- [Exercise brief]: Give the data below again exactly as it stands. Omit the pictures.

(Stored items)
-=-=-
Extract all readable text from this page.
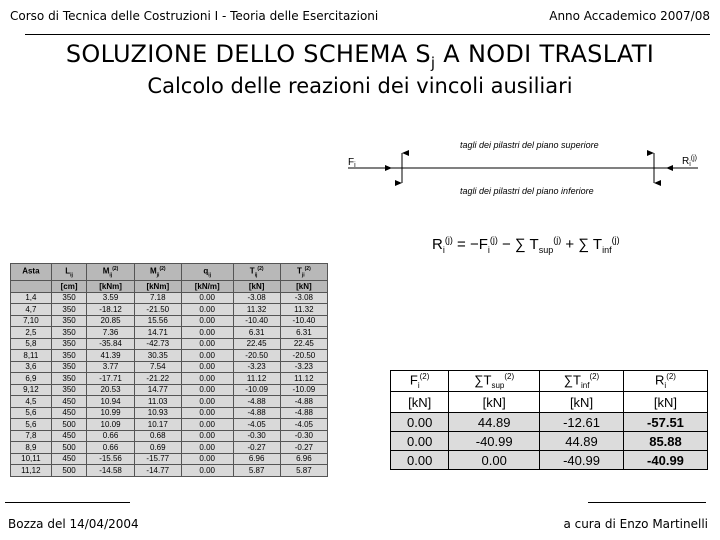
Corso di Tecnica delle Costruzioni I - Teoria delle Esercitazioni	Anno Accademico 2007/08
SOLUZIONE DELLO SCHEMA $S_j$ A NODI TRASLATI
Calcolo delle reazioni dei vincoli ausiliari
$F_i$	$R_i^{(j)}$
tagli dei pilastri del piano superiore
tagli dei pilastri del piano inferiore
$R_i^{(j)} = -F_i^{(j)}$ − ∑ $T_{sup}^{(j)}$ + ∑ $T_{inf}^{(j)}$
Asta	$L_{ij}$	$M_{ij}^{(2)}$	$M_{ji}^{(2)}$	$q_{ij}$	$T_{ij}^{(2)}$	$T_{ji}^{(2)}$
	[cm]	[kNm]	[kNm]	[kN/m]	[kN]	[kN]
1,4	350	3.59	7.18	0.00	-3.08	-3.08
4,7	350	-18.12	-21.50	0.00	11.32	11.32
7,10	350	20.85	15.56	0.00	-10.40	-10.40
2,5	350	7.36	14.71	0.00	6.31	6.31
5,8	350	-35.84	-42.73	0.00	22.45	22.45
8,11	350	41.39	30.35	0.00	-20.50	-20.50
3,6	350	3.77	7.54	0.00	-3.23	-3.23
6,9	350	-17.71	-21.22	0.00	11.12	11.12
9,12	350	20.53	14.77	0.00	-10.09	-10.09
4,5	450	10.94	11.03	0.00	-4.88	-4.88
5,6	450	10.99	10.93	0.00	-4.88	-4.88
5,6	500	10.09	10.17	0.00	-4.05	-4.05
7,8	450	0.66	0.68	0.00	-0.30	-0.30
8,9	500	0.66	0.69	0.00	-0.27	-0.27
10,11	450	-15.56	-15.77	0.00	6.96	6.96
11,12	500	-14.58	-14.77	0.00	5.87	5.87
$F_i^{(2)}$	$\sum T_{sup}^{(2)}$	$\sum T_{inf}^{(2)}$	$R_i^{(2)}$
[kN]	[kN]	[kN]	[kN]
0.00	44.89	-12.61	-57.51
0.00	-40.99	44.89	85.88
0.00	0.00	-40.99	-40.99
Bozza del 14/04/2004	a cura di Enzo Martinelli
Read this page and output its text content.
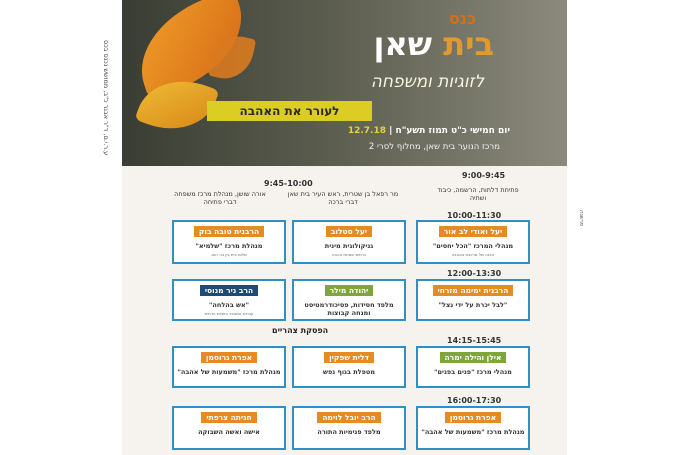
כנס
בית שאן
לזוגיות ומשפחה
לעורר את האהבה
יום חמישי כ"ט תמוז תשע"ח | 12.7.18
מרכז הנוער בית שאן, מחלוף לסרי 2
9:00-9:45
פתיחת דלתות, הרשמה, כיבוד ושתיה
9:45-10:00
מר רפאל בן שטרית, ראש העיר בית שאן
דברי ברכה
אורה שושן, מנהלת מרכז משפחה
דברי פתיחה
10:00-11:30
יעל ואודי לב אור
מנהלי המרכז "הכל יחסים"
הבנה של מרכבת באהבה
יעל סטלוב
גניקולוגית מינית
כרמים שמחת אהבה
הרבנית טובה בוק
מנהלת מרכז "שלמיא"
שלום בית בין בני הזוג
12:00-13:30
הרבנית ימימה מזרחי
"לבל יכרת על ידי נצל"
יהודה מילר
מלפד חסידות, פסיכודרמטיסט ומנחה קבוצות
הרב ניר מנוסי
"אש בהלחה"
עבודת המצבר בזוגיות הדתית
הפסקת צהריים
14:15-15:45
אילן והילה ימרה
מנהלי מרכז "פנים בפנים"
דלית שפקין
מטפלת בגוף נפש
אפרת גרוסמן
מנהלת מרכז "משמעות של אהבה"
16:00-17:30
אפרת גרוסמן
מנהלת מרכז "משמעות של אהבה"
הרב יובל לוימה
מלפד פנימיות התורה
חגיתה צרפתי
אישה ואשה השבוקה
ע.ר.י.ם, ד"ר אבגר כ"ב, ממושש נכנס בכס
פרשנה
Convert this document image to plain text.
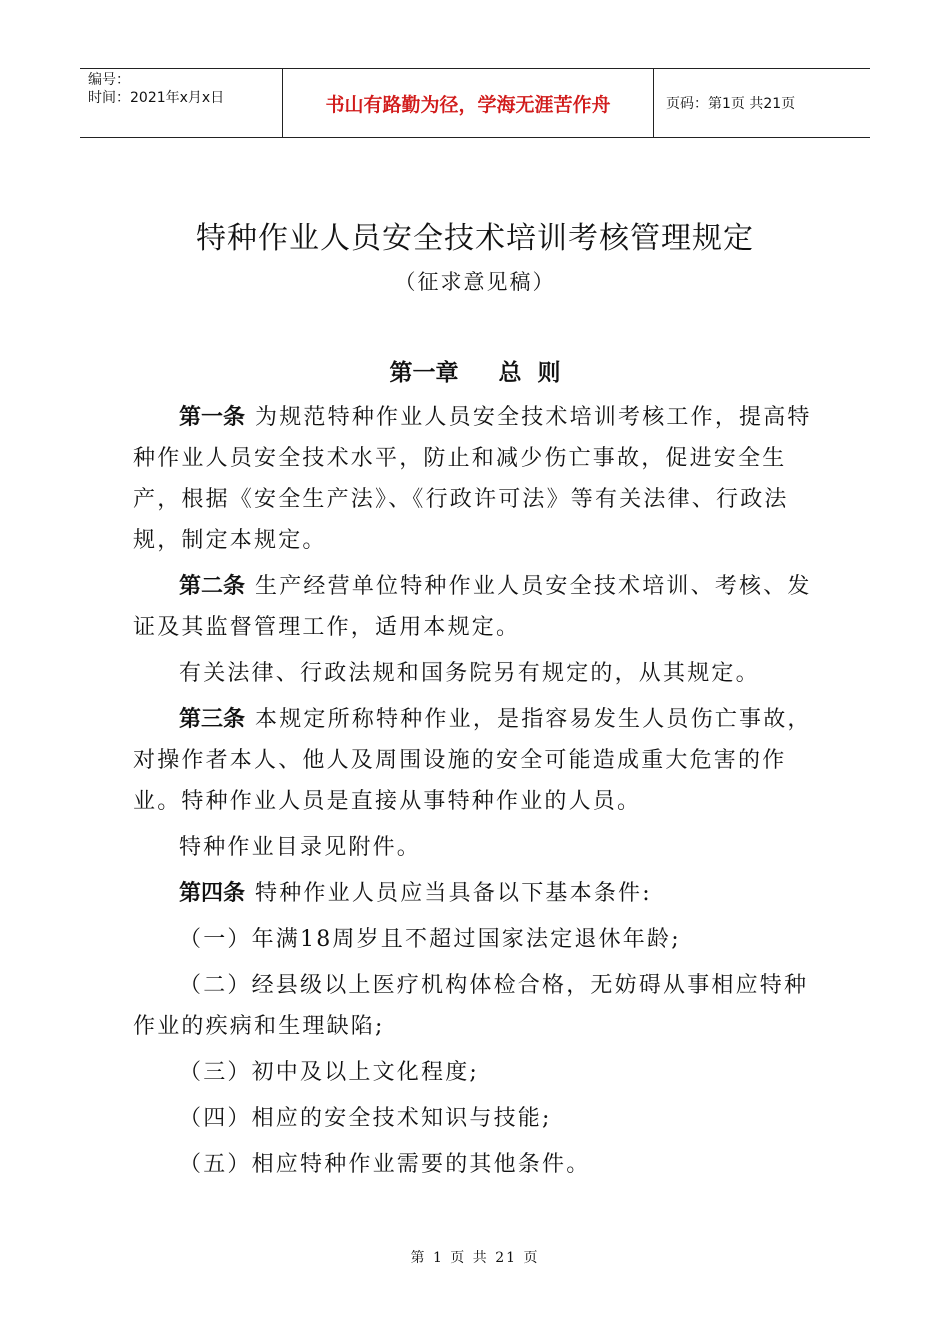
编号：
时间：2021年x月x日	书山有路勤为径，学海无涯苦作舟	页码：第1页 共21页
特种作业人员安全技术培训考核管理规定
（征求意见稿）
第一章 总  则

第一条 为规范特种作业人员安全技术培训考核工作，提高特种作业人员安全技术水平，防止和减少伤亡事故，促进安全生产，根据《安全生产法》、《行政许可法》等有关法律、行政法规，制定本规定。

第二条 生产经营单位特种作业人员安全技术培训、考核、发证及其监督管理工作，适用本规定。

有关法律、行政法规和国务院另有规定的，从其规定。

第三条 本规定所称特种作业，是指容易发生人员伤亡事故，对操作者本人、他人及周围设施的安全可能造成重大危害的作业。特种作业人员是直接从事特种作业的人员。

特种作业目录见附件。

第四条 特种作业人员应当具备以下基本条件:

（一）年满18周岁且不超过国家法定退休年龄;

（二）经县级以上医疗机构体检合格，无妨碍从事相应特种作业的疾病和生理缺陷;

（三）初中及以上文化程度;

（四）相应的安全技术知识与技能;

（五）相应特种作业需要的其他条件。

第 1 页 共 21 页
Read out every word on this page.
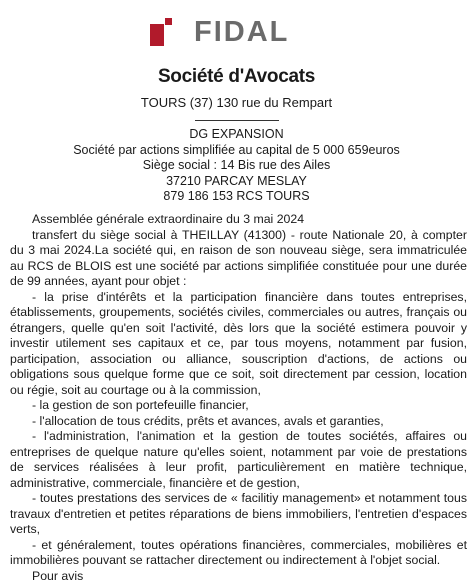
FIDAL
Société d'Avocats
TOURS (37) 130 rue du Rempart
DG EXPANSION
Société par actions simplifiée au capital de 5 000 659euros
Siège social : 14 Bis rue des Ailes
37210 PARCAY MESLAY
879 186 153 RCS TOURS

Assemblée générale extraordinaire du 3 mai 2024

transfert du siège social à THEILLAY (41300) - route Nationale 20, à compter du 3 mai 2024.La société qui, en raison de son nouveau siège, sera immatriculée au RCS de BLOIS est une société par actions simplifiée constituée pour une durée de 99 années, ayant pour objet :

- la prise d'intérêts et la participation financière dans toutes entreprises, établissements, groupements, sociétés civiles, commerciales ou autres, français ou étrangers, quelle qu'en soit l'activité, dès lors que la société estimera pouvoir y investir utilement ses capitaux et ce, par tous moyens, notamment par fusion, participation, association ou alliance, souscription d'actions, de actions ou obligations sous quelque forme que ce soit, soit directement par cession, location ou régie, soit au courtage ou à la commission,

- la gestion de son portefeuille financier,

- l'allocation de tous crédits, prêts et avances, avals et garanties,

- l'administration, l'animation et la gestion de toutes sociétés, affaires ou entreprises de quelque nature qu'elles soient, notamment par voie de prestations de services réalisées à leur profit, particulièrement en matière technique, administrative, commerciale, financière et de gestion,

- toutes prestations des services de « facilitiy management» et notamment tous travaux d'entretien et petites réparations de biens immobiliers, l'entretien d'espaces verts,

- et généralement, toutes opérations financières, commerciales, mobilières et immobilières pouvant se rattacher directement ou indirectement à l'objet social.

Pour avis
-=-=-
- [Response to the exercise]:
Extract all readable text from this page.
Corso di Tecnica delle Costruzioni I - Teoria delle Esercitazioni	Anno Accademico 2007/08
SOLUZIONE DELLO SCHEMA $S_j$ A NODI TRASLATI
Calcolo delle reazioni dei vincoli ausiliari
$F_i$	$R_i^{(j)}$
tagli dei pilastri del piano superiore
tagli dei pilastri del piano inferiore
$R_i^{(j)} = -F_i^{(j)}$ − ∑ $T_{sup}^{(j)}$ + ∑ $T_{inf}^{(j)}$
Asta	$L_{ij}$	$M_{ij}^{(2)}$	$M_{ji}^{(2)}$	$q_{ij}$	$T_{ij}^{(2)}$	$T_{ji}^{(2)}$
	[cm]	[kNm]	[kNm]	[kN/m]	[kN]	[kN]
1,4	350	3.59	7.18	0.00	-3.08	-3.08
4,7	350	-18.12	-21.50	0.00	11.32	11.32
7,10	350	20.85	15.56	0.00	-10.40	-10.40
2,5	350	7.36	14.71	0.00	6.31	6.31
5,8	350	-35.84	-42.73	0.00	22.45	22.45
8,11	350	41.39	30.35	0.00	-20.50	-20.50
3,6	350	3.77	7.54	0.00	-3.23	-3.23
6,9	350	-17.71	-21.22	0.00	11.12	11.12
9,12	350	20.53	14.77	0.00	-10.09	-10.09
4,5	450	10.94	11.03	0.00	-4.88	-4.88
5,6	450	10.99	10.93	0.00	-4.88	-4.88
5,6	500	10.09	10.17	0.00	-4.05	-4.05
7,8	450	0.66	0.68	0.00	-0.30	-0.30
8,9	500	0.66	0.69	0.00	-0.27	-0.27
10,11	450	-15.56	-15.77	0.00	6.96	6.96
11,12	500	-14.58	-14.77	0.00	5.87	5.87
$F_i^{(2)}$	$\sum T_{sup}^{(2)}$	$\sum T_{inf}^{(2)}$	$R_i^{(2)}$
[kN]	[kN]	[kN]	[kN]
0.00	44.89	-12.61	-57.51
0.00	-40.99	44.89	85.88
0.00	0.00	-40.99	-40.99
Bozza del 14/04/2004	a cura di Enzo Martinelli
Read this page and output its text content.
כנס
בית שאן
לזוגיות ומשפחה
לעורר את האהבה
יום חמישי כ"ט תמוז תשע"ח | 12.7.18
מרכז הנוער בית שאן, מחלוף לסרי 2
9:00-9:45
פתיחת דלתות, הרשמה, כיבוד ושתיה
9:45-10:00
מר רפאל בן שטרית, ראש העיר בית שאן
דברי ברכה
אורה שושן, מנהלת מרכז משפחה
דברי פתיחה
10:00-11:30
יעל ואודי לב אור
מנהלי המרכז "הכל יחסים"
הבנה של מרכבת באהבה
יעל סטלוב
גניקולוגית מינית
כרמים שמחת אהבה
הרבנית טובה בוק
מנהלת מרכז "שלמיא"
שלום בית בין בני הזוג
12:00-13:30
הרבנית ימימה מזרחי
"לבל יכרת על ידי נצל"
יהודה מילר
מלפד חסידות, פסיכודרמטיסט ומנחה קבוצות
הרב ניר מנוסי
"אש בהלחה"
עבודת המצבר בזוגיות הדתית
הפסקת צהריים
14:15-15:45
אילן והילה ימרה
מנהלי מרכז "פנים בפנים"
דלית שפקין
מטפלת בגוף נפש
אפרת גרוסמן
מנהלת מרכז "משמעות של אהבה"
16:00-17:30
אפרת גרוסמן
מנהלת מרכז "משמעות של אהבה"
הרב יובל לוימה
מלפד פנימיות התורה
חגיתה צרפתי
אישה ואשה השבוקה
ע.ר.י.ם, ד"ר אבגר כ"ב, ממושש נכנס בכס
פרשנה
Convert this document image to plain text.
编号：
时间：2021年x月x日	书山有路勤为径，学海无涯苦作舟	页码：第1页 共21页
特种作业人员安全技术培训考核管理规定
（征求意见稿）
第一章 总  则

第一条 为规范特种作业人员安全技术培训考核工作，提高特种作业人员安全技术水平，防止和减少伤亡事故，促进安全生产，根据《安全生产法》、《行政许可法》等有关法律、行政法规，制定本规定。

第二条 生产经营单位特种作业人员安全技术培训、考核、发证及其监督管理工作，适用本规定。

有关法律、行政法规和国务院另有规定的，从其规定。

第三条 本规定所称特种作业，是指容易发生人员伤亡事故，对操作者本人、他人及周围设施的安全可能造成重大危害的作业。特种作业人员是直接从事特种作业的人员。

特种作业目录见附件。

第四条 特种作业人员应当具备以下基本条件:

（一）年满18周岁且不超过国家法定退休年龄;

（二）经县级以上医疗机构体检合格，无妨碍从事相应特种作业的疾病和生理缺陷;

（三）初中及以上文化程度;

（四）相应的安全技术知识与技能;

（五）相应特种作业需要的其他条件。

第 1 页 共 21 页
Read out every word on this page.
FIDAL
Société d'Avocats
TOURS (37) 130 rue du Rempart
DG EXPANSION
Société par actions simplifiée au capital de 5 000 659euros
Siège social : 14 Bis rue des Ailes
37210 PARCAY MESLAY
879 186 153 RCS TOURS

Assemblée générale extraordinaire du 3 mai 2024

transfert du siège social à THEILLAY (41300) - route Nationale 20, à compter du 3 mai 2024.La société qui, en raison de son nouveau siège, sera immatriculée au RCS de BLOIS est une société par actions simplifiée constituée pour une durée de 99 années, ayant pour objet :

- la prise d'intérêts et la participation financière dans toutes entreprises, établissements, groupements, sociétés civiles, commerciales ou autres, français ou étrangers, quelle qu'en soit l'activité, dès lors que la société estimera pouvoir y investir utilement ses capitaux et ce, par tous moyens, notamment par fusion, participation, association ou alliance, souscription d'actions, de actions ou obligations sous quelque forme que ce soit, soit directement par cession, location ou régie, soit au courtage ou à la commission,

- la gestion de son portefeuille financier,

- l'allocation de tous crédits, prêts et avances, avals et garanties,

- l'administration, l'animation et la gestion de toutes sociétés, affaires ou entreprises de quelque nature qu'elles soient, notamment par voie de prestations de services réalisées à leur profit, particulièrement en matière technique, administrative, commerciale, financière et de gestion,

- toutes prestations des services de « facilitiy management» et notamment tous travaux d'entretien et petites réparations de biens immobiliers, l'entretien d'espaces verts,

- et généralement, toutes opérations financières, commerciales, mobilières et immobilières pouvant se rattacher directement ou indirectement à l'objet social.

Pour avis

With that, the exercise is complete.